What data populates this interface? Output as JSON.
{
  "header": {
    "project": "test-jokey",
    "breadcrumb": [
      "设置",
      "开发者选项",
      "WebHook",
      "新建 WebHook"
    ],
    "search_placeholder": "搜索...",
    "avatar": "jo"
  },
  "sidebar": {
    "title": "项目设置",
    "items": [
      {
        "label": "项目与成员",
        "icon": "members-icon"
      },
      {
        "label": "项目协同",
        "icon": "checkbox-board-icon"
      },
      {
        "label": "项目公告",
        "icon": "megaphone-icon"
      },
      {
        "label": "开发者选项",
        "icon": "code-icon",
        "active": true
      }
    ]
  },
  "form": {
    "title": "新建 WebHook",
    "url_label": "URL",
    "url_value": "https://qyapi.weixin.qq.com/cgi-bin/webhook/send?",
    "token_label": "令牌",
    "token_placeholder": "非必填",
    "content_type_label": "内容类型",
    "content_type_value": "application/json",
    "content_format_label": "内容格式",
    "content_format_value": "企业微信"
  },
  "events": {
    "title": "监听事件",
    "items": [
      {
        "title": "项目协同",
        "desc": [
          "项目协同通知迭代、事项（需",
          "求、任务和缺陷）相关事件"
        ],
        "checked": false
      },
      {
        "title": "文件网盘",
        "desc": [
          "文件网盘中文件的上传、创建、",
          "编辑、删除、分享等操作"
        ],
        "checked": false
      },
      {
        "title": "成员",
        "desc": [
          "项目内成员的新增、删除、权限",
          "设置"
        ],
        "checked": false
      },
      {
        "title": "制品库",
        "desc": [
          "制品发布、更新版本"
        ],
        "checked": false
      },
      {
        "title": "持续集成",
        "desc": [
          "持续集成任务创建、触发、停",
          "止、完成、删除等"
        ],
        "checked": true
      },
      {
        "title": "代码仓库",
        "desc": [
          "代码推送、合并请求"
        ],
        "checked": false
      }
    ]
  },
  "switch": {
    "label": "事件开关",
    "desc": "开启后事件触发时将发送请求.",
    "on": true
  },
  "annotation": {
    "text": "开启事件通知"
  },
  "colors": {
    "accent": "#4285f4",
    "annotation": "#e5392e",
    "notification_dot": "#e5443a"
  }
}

# # # # # # #

→ **Exercise details**: Identify how many lines in the entries above include the string "icon", then state that number alone.

→ **Expected answer**: 4